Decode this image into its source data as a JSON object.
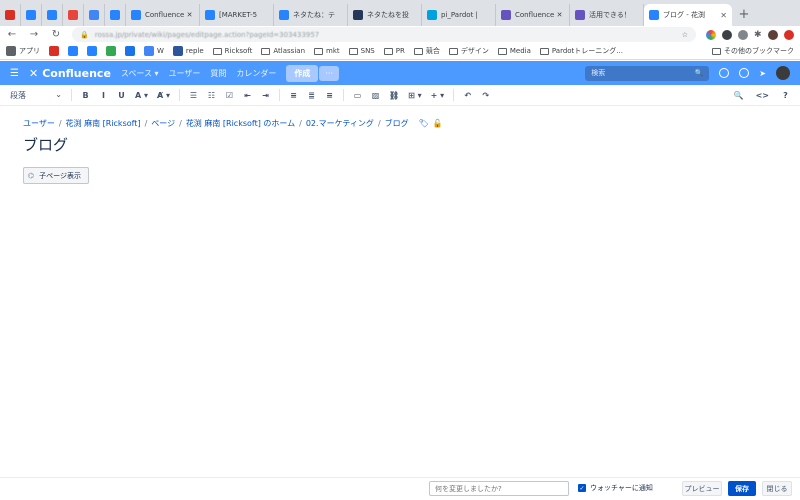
{
  "browser": {
    "tabs": [
      {
        "label": "",
        "icon": "gmail-icon",
        "color": "#d93025"
      },
      {
        "label": "",
        "icon": "confluence-icon",
        "color": "#2684ff"
      },
      {
        "label": "",
        "icon": "jira-icon",
        "color": "#2684ff"
      },
      {
        "label": "",
        "icon": "pdf-icon",
        "color": "#e8453c"
      },
      {
        "label": "",
        "icon": "calendar-icon",
        "color": "#4285f4"
      },
      {
        "label": "",
        "icon": "jira-icon",
        "color": "#2684ff"
      },
      {
        "label": "Confluence ✕",
        "icon": "confluence-icon",
        "color": "#2684ff"
      },
      {
        "label": "[MARKET-5",
        "icon": "jira-icon",
        "color": "#2684ff"
      },
      {
        "label": "ネタたね：テ",
        "icon": "confluence-icon",
        "color": "#2684ff"
      },
      {
        "label": "ネタたねを投",
        "icon": "jira-icon",
        "color": "#253858"
      },
      {
        "label": "pi_Pardot |",
        "icon": "salesforce-icon",
        "color": "#00a1e0"
      },
      {
        "label": "Confluence ✕",
        "icon": "app-icon",
        "color": "#6554c0"
      },
      {
        "label": "活用できる！",
        "icon": "app-icon",
        "color": "#6554c0"
      }
    ],
    "active_tab": "ブログ - 花渕",
    "url": "rossa.jp/private/wiki/pages/editpage.action?pageId=303433957",
    "bookmarks": [
      "アプリ",
      "",
      "",
      "",
      "",
      "",
      "W",
      "reple",
      "Ricksoft",
      "Atlassian",
      "mkt",
      "SNS",
      "PR",
      "競合",
      "デザイン",
      "Media",
      "Pardotトレーニング..."
    ],
    "other_bookmarks": "その他のブックマーク"
  },
  "confluence": {
    "logo": "Confluence",
    "menu": [
      "スペース ▾",
      "ユーザー",
      "質問",
      "カレンダー"
    ],
    "create": "作成",
    "more": "···",
    "search_placeholder": "検索"
  },
  "toolbar": {
    "paragraph": "段落",
    "format": [
      "B",
      "I",
      "U",
      "A ▾",
      "A̸ ▾"
    ],
    "lists": [
      "☰",
      "☷",
      "☑",
      "⇤",
      "⇥"
    ],
    "align": [
      "≡",
      "≣",
      "≡"
    ],
    "insert": [
      "▭",
      "▨",
      "⛓",
      "⊞ ▾",
      "+ ▾"
    ],
    "history": [
      "↶",
      "↷"
    ],
    "right": [
      "🔍",
      "<>",
      "?"
    ]
  },
  "breadcrumb": [
    "ユーザー",
    "花渕 麻南 [Ricksoft]",
    "ページ",
    "花渕 麻南 [Ricksoft] のホーム",
    "02.マーケティング",
    "ブログ"
  ],
  "page": {
    "title": "ブログ",
    "child_pages_button": "子ページ表示"
  },
  "footer": {
    "change_placeholder": "何を変更しましたか?",
    "watch_label": "ウォッチャーに通知",
    "preview": "プレビュー",
    "save": "保存",
    "close": "閉じる"
  }
}
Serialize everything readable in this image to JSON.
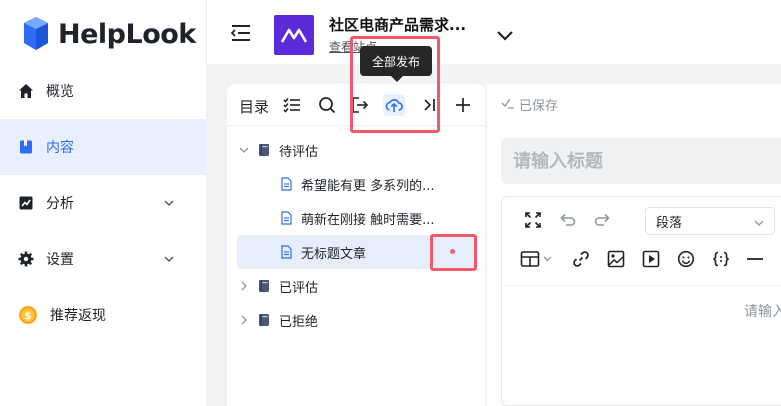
{
  "brand": {
    "name": "HelpLook",
    "color": "#2e6cf6"
  },
  "sidebar": {
    "items": [
      {
        "label": "概览",
        "icon": "home-icon",
        "active": false,
        "has_chevron": false
      },
      {
        "label": "内容",
        "icon": "book-icon",
        "active": true,
        "has_chevron": false
      },
      {
        "label": "分析",
        "icon": "chart-icon",
        "active": false,
        "has_chevron": true
      },
      {
        "label": "设置",
        "icon": "gear-icon",
        "active": false,
        "has_chevron": true
      },
      {
        "label": "推荐返现",
        "icon": "coin-icon",
        "active": false,
        "has_chevron": false
      }
    ]
  },
  "header": {
    "kb_title": "社区电商产品需求...",
    "kb_link": "查看站点",
    "kb_logo_color": "#5b2bd9"
  },
  "tooltip": {
    "text": "全部发布"
  },
  "directory": {
    "title": "目录",
    "tree": [
      {
        "label": "待评估",
        "type": "folder",
        "expanded": true,
        "depth": 0
      },
      {
        "label": "希望能有更 多系列的...",
        "type": "doc",
        "depth": 1
      },
      {
        "label": "萌新在刚接 触时需要...",
        "type": "doc",
        "depth": 1
      },
      {
        "label": "无标题文章",
        "type": "doc",
        "depth": 1,
        "selected": true
      },
      {
        "label": "已评估",
        "type": "folder",
        "expanded": false,
        "depth": 0
      },
      {
        "label": "已拒绝",
        "type": "folder",
        "expanded": false,
        "depth": 0
      }
    ]
  },
  "editor": {
    "saved_status": "已保存",
    "title_placeholder": "请输入标题",
    "paragraph_select": "段落",
    "body_placeholder": "请输入"
  },
  "colors": {
    "accent": "#2e6cf6",
    "highlight": "#f05a6a",
    "selected_bg": "#e7eefb"
  }
}
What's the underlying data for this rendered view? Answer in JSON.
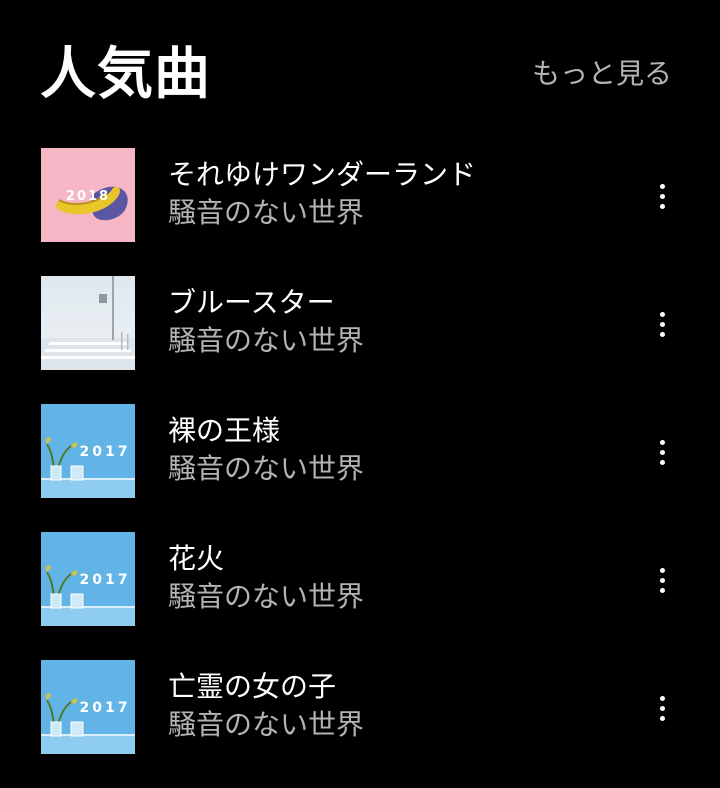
{
  "header": {
    "title": "人気曲",
    "more_label": "もっと見る"
  },
  "tracks": [
    {
      "title": "それゆけワンダーランド",
      "artist": "騒音のない世界",
      "cover": "banana-2018",
      "cover_year": "2018"
    },
    {
      "title": "ブルースター",
      "artist": "騒音のない世界",
      "cover": "crosswalk"
    },
    {
      "title": "裸の王様",
      "artist": "騒音のない世界",
      "cover": "plant-2017",
      "cover_year": "2017"
    },
    {
      "title": "花火",
      "artist": "騒音のない世界",
      "cover": "plant-2017",
      "cover_year": "2017"
    },
    {
      "title": "亡霊の女の子",
      "artist": "騒音のない世界",
      "cover": "plant-2017",
      "cover_year": "2017"
    }
  ],
  "icons": {
    "row_menu": "more-vertical-icon"
  },
  "colors": {
    "background": "#000000",
    "primary_text": "#ffffff",
    "secondary_text": "#b3b3b3",
    "cover_pink": "#f7b6c6",
    "cover_blue": "#62b4e6"
  }
}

* * * * * * * * *

#### [Task statement]
Reproduce each line exactly as it appears, omitting the pictures.

#### [Output for this exercise]
Decode this image into its source data as a JSON object.
{
  "browser": {
    "tabs": [
      {
        "label": "",
        "icon": "gmail-icon",
        "color": "#d93025"
      },
      {
        "label": "",
        "icon": "confluence-icon",
        "color": "#2684ff"
      },
      {
        "label": "",
        "icon": "jira-icon",
        "color": "#2684ff"
      },
      {
        "label": "",
        "icon": "pdf-icon",
        "color": "#e8453c"
      },
      {
        "label": "",
        "icon": "calendar-icon",
        "color": "#4285f4"
      },
      {
        "label": "",
        "icon": "jira-icon",
        "color": "#2684ff"
      },
      {
        "label": "Confluence ✕",
        "icon": "confluence-icon",
        "color": "#2684ff"
      },
      {
        "label": "[MARKET-5",
        "icon": "jira-icon",
        "color": "#2684ff"
      },
      {
        "label": "ネタたね：テ",
        "icon": "confluence-icon",
        "color": "#2684ff"
      },
      {
        "label": "ネタたねを投",
        "icon": "jira-icon",
        "color": "#253858"
      },
      {
        "label": "pi_Pardot |",
        "icon": "salesforce-icon",
        "color": "#00a1e0"
      },
      {
        "label": "Confluence ✕",
        "icon": "app-icon",
        "color": "#6554c0"
      },
      {
        "label": "活用できる！",
        "icon": "app-icon",
        "color": "#6554c0"
      }
    ],
    "active_tab": "ブログ - 花渕",
    "url": "rossa.jp/private/wiki/pages/editpage.action?pageId=303433957",
    "bookmarks": [
      "アプリ",
      "",
      "",
      "",
      "",
      "",
      "W",
      "reple",
      "Ricksoft",
      "Atlassian",
      "mkt",
      "SNS",
      "PR",
      "競合",
      "デザイン",
      "Media",
      "Pardotトレーニング..."
    ],
    "other_bookmarks": "その他のブックマーク"
  },
  "confluence": {
    "logo": "Confluence",
    "menu": [
      "スペース ▾",
      "ユーザー",
      "質問",
      "カレンダー"
    ],
    "create": "作成",
    "more": "···",
    "search_placeholder": "検索"
  },
  "toolbar": {
    "paragraph": "段落",
    "format": [
      "B",
      "I",
      "U",
      "A ▾",
      "A̸ ▾"
    ],
    "lists": [
      "☰",
      "☷",
      "☑",
      "⇤",
      "⇥"
    ],
    "align": [
      "≡",
      "≣",
      "≡"
    ],
    "insert": [
      "▭",
      "▨",
      "⛓",
      "⊞ ▾",
      "+ ▾"
    ],
    "history": [
      "↶",
      "↷"
    ],
    "right": [
      "🔍",
      "<>",
      "?"
    ]
  },
  "breadcrumb": [
    "ユーザー",
    "花渕 麻南 [Ricksoft]",
    "ページ",
    "花渕 麻南 [Ricksoft] のホーム",
    "02.マーケティング",
    "ブログ"
  ],
  "page": {
    "title": "ブログ",
    "child_pages_button": "子ページ表示"
  },
  "footer": {
    "change_placeholder": "何を変更しましたか?",
    "watch_label": "ウォッチャーに通知",
    "preview": "プレビュー",
    "save": "保存",
    "close": "閉じる"
  }
}
Serialize everything readable in this image to JSON.
{
  "brand": {
    "name": "HelpLook",
    "color": "#2e6cf6"
  },
  "sidebar": {
    "items": [
      {
        "label": "概览",
        "icon": "home-icon",
        "active": false,
        "has_chevron": false
      },
      {
        "label": "内容",
        "icon": "book-icon",
        "active": true,
        "has_chevron": false
      },
      {
        "label": "分析",
        "icon": "chart-icon",
        "active": false,
        "has_chevron": true
      },
      {
        "label": "设置",
        "icon": "gear-icon",
        "active": false,
        "has_chevron": true
      },
      {
        "label": "推荐返现",
        "icon": "coin-icon",
        "active": false,
        "has_chevron": false
      }
    ]
  },
  "header": {
    "kb_title": "社区电商产品需求...",
    "kb_link": "查看站点",
    "kb_logo_color": "#5b2bd9"
  },
  "tooltip": {
    "text": "全部发布"
  },
  "directory": {
    "title": "目录",
    "tree": [
      {
        "label": "待评估",
        "type": "folder",
        "expanded": true,
        "depth": 0
      },
      {
        "label": "希望能有更 多系列的...",
        "type": "doc",
        "depth": 1
      },
      {
        "label": "萌新在刚接 触时需要...",
        "type": "doc",
        "depth": 1
      },
      {
        "label": "无标题文章",
        "type": "doc",
        "depth": 1,
        "selected": true
      },
      {
        "label": "已评估",
        "type": "folder",
        "expanded": false,
        "depth": 0
      },
      {
        "label": "已拒绝",
        "type": "folder",
        "expanded": false,
        "depth": 0
      }
    ]
  },
  "editor": {
    "saved_status": "已保存",
    "title_placeholder": "请输入标题",
    "paragraph_select": "段落",
    "body_placeholder": "请输入"
  },
  "colors": {
    "accent": "#2e6cf6",
    "highlight": "#f05a6a",
    "selected_bg": "#e7eefb"
  }
}
What's the underlying data for this rendered view? Answer in JSON.
{
  "header": {
    "title": "人気曲",
    "more_label": "もっと見る"
  },
  "tracks": [
    {
      "title": "それゆけワンダーランド",
      "artist": "騒音のない世界",
      "cover": "banana-2018",
      "cover_year": "2018"
    },
    {
      "title": "ブルースター",
      "artist": "騒音のない世界",
      "cover": "crosswalk"
    },
    {
      "title": "裸の王様",
      "artist": "騒音のない世界",
      "cover": "plant-2017",
      "cover_year": "2017"
    },
    {
      "title": "花火",
      "artist": "騒音のない世界",
      "cover": "plant-2017",
      "cover_year": "2017"
    },
    {
      "title": "亡霊の女の子",
      "artist": "騒音のない世界",
      "cover": "plant-2017",
      "cover_year": "2017"
    }
  ],
  "icons": {
    "row_menu": "more-vertical-icon"
  },
  "colors": {
    "background": "#000000",
    "primary_text": "#ffffff",
    "secondary_text": "#b3b3b3",
    "cover_pink": "#f7b6c6",
    "cover_blue": "#62b4e6"
  }
}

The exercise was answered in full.